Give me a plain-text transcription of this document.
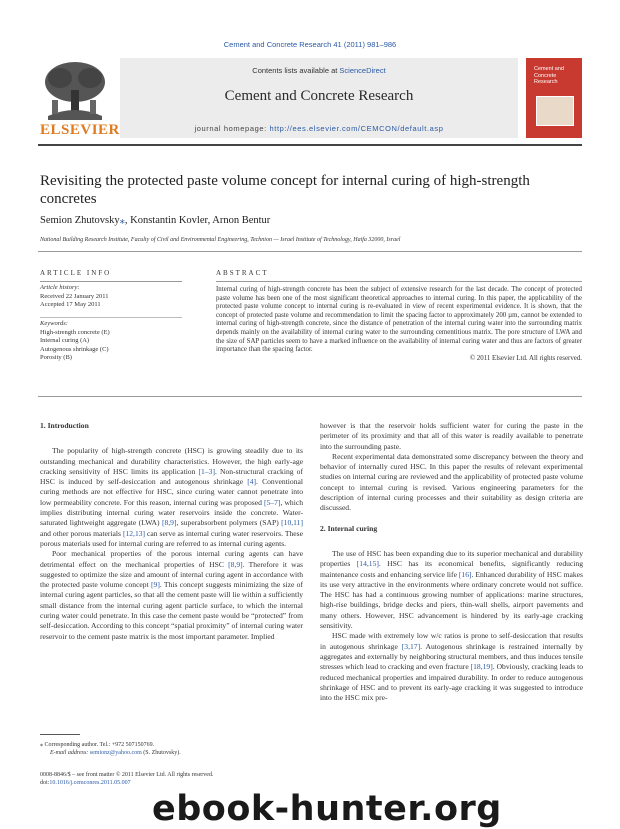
Cement and Concrete Research 41 (2011) 981–986
ELSEVIER
Contents lists available at ScienceDirect
Cement and Concrete Research
journal homepage: http://ees.elsevier.com/CEMCON/default.asp
Cement and Concrete Research
Revisiting the protected paste volume concept for internal curing of high-strength concretes
Semion Zhutovsky⁎, Konstantin Kovler, Arnon Bentur
National Building Research Institute, Faculty of Civil and Environmental Engineering, Technion — Israel Institute of Technology, Haifa 32000, Israel
ARTICLE INFO
Article history:
Received 22 January 2011
Accepted 17 May 2011
Keywords:
High-strength concrete (E)
Internal curing (A)
Autogenous shrinkage (C)
Porosity (B)
ABSTRACT
Internal curing of high-strength concrete has been the subject of extensive research for the last decade. The concept of protected paste volume has been one of the most significant theoretical approaches to internal curing. In this paper, the applicability of the protected paste volume concept to internal curing is re-evaluated in view of recent experimental evidence. It is shown, that the concept of protected paste volume and recommendation to limit the spacing factor to approximately 200 µm, cannot be extended to internal curing of high-strength concrete, since the distance of penetration of the internal curing water into the surrounding matrix depends mainly on the availability of internal curing water to the surrounding cementitious matrix. The pore structure of LWA and the size of SAP particles seem to have a marked influence on the availability of internal curing water and thus are factors of greater importance than the spacing factor.
© 2011 Elsevier Ltd. All rights reserved.
1. Introduction

The popularity of high-strength concrete (HSC) is growing steadily due to its outstanding mechanical and durability characteristics. However, the high early-age cracking sensitivity of HSC limits its application [1–3]. Non-structural cracking of HSC is induced by self-desiccation and autogenous shrinkage [4]. Conventional curing methods are not effective for HSC, since curing water cannot penetrate into low permeability concrete. For this reason, internal curing was proposed [5–7], which implies distributing internal curing water reservoirs inside the concrete. Water-saturated lightweight aggregate (LWA) [8,9], superabsorbent polymers (SAP) [10,11] and other porous materials [12,13] can serve as internal curing water reservoirs. These porous materials used for internal curing are referred to as internal curing agents.

Poor mechanical properties of the porous internal curing agents can have detrimental effect on the mechanical properties of HSC [8,9]. Therefore it was suggested to optimize the size and amount of internal curing agent in accordance with the protected paste volume concept [9]. This concept suggests minimizing the size of internal curing agent particles, so that all the cement paste will lie within a sufficiently small distance from the internal curing agent particle surface, to which the internal curing water could penetrate. In this case the cement paste would be “protected” from self-desiccation. According to this concept “spatial proximity” of internal curing water reservoir to the cement paste matrix is the most important parameter. Implied

however is that the reservoir holds sufficient water for curing the paste in the perimeter of its proximity and that all of this water is readily available to penetrate into the surrounding paste.

Recent experimental data demonstrated some discrepancy between the theory and behavior of internally cured HSC. In this paper the results of relevant experimental studies on internal curing are reviewed and the applicability of protected paste volume concept to internal curing is revised. Various engineering parameters for the description of internal curing processes and their suitability as design criteria are discussed.

2. Internal curing

The use of HSC has been expanding due to its superior mechanical and durability properties [14,15]. HSC has its economical benefits, significantly reducing maintenance costs and enhancing service life [16]. Enhanced durability of HSC makes its use very attractive in the environments where ordinary concrete would not suffice. The HSC has had a continuous growing number of applications: marine structures, high-rise buildings, bridge decks and piers, thin-wall shells, airport pavements and many others. However, HSC advancement is hindered by its early-age cracking sensitivity.

HSC made with extremely low w/c ratios is prone to self-desiccation that results in autogenous shrinkage [3,17]. Autogenous shrinkage is restrained internally by aggregates and externally by neighboring structural members, and thus induces tensile stresses which lead to cracking and even fracture [18,19]. Obviously, cracking leads to reduced mechanical properties and impaired durability. In order to reduce autogenous shrinkage of HSC and to prevent its early-age cracking it was suggested to introduce into the HSC mix pre-

⁎ Corresponding author. Tel.: +972 507150769.
E-mail address: semionz@yahoo.com (S. Zhutovsky).
0008-8846/$ – see front matter © 2011 Elsevier Ltd. All rights reserved.
doi:10.1016/j.cemconres.2011.05.007
ebook-hunter.org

★ ★ ★

§ **Aim**: Reproduce the listing exactly. Leave its pictures out.

§ **Exercise result**:
Give me a plain-text transcription of this document.
Cement and Concrete Research 41 (2011) 981–986
ELSEVIER
Contents lists available at ScienceDirect
Cement and Concrete Research
journal homepage: http://ees.elsevier.com/CEMCON/default.asp
Cement and Concrete Research
Revisiting the protected paste volume concept for internal curing of high-strength concretes
Semion Zhutovsky⁎, Konstantin Kovler, Arnon Bentur
National Building Research Institute, Faculty of Civil and Environmental Engineering, Technion — Israel Institute of Technology, Haifa 32000, Israel
ARTICLE INFO
Article history:
Received 22 January 2011
Accepted 17 May 2011
Keywords:
High-strength concrete (E)
Internal curing (A)
Autogenous shrinkage (C)
Porosity (B)
ABSTRACT
Internal curing of high-strength concrete has been the subject of extensive research for the last decade. The concept of protected paste volume has been one of the most significant theoretical approaches to internal curing. In this paper, the applicability of the protected paste volume concept to internal curing is re-evaluated in view of recent experimental evidence. It is shown, that the concept of protected paste volume and recommendation to limit the spacing factor to approximately 200 µm, cannot be extended to internal curing of high-strength concrete, since the distance of penetration of the internal curing water into the surrounding matrix depends mainly on the availability of internal curing water to the surrounding cementitious matrix. The pore structure of LWA and the size of SAP particles seem to have a marked influence on the availability of internal curing water and thus are factors of greater importance than the spacing factor.
© 2011 Elsevier Ltd. All rights reserved.
1. Introduction

The popularity of high-strength concrete (HSC) is growing steadily due to its outstanding mechanical and durability characteristics. However, the high early-age cracking sensitivity of HSC limits its application [1–3]. Non-structural cracking of HSC is induced by self-desiccation and autogenous shrinkage [4]. Conventional curing methods are not effective for HSC, since curing water cannot penetrate into low permeability concrete. For this reason, internal curing was proposed [5–7], which implies distributing internal curing water reservoirs inside the concrete. Water-saturated lightweight aggregate (LWA) [8,9], superabsorbent polymers (SAP) [10,11] and other porous materials [12,13] can serve as internal curing water reservoirs. These porous materials used for internal curing are referred to as internal curing agents.

Poor mechanical properties of the porous internal curing agents can have detrimental effect on the mechanical properties of HSC [8,9]. Therefore it was suggested to optimize the size and amount of internal curing agent in accordance with the protected paste volume concept [9]. This concept suggests minimizing the size of internal curing agent particles, so that all the cement paste will lie within a sufficiently small distance from the internal curing agent particle surface, to which the internal curing water could penetrate. In this case the cement paste would be “protected” from self-desiccation. According to this concept “spatial proximity” of internal curing water reservoir to the cement paste matrix is the most important parameter. Implied

however is that the reservoir holds sufficient water for curing the paste in the perimeter of its proximity and that all of this water is readily available to penetrate into the surrounding paste.

Recent experimental data demonstrated some discrepancy between the theory and behavior of internally cured HSC. In this paper the results of relevant experimental studies on internal curing are reviewed and the applicability of protected paste volume concept to internal curing is revised. Various engineering parameters for the description of internal curing processes and their suitability as design criteria are discussed.

2. Internal curing

The use of HSC has been expanding due to its superior mechanical and durability properties [14,15]. HSC has its economical benefits, significantly reducing maintenance costs and enhancing service life [16]. Enhanced durability of HSC makes its use very attractive in the environments where ordinary concrete would not suffice. The HSC has had a continuous growing number of applications: marine structures, high-rise buildings, bridge decks and piers, thin-wall shells, airport pavements and many others. However, HSC advancement is hindered by its early-age cracking sensitivity.

HSC made with extremely low w/c ratios is prone to self-desiccation that results in autogenous shrinkage [3,17]. Autogenous shrinkage is restrained internally by aggregates and externally by neighboring structural members, and thus induces tensile stresses which lead to cracking and even fracture [18,19]. Obviously, cracking leads to reduced mechanical properties and impaired durability. In order to reduce autogenous shrinkage of HSC and to prevent its early-age cracking it was suggested to introduce into the HSC mix pre-

⁎ Corresponding author. Tel.: +972 507150769.
E-mail address: semionz@yahoo.com (S. Zhutovsky).
0008-8846/$ – see front matter © 2011 Elsevier Ltd. All rights reserved.
doi:10.1016/j.cemconres.2011.05.007
ebook-hunter.org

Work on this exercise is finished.